» **Job**
Write out the whole listing, matching it exactly.

Extracted data entries:
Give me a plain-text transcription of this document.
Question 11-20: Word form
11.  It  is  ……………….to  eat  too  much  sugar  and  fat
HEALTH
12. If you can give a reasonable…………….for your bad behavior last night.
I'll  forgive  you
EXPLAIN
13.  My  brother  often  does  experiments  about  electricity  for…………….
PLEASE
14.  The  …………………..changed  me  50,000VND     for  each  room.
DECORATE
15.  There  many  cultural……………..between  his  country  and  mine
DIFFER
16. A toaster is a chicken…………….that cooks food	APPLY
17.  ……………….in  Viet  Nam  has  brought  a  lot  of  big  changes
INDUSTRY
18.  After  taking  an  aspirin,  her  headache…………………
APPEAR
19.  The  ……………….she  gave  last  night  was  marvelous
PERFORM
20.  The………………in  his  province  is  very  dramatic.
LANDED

» **Written reply**
Give me a plain-text transcription of this document.
Question 11-20: Word form
11.  It  is  ……………….to  eat  too  much  sugar  and  fat
HEALTH
12. If you can give a reasonable…………….for your bad behavior last night.
I'll  forgive  you
EXPLAIN
13.  My  brother  often  does  experiments  about  electricity  for…………….
PLEASE
14.  The  …………………..changed  me  50,000VND     for  each  room.
DECORATE
15.  There  many  cultural……………..between  his  country  and  mine
DIFFER
16. A toaster is a chicken…………….that cooks food	APPLY
17.  ……………….in  Viet  Nam  has  brought  a  lot  of  big  changes
INDUSTRY
18.  After  taking  an  aspirin,  her  headache…………………
APPEAR
19.  The  ……………….she  gave  last  night  was  marvelous
PERFORM
20.  The………………in  his  province  is  very  dramatic.
LANDED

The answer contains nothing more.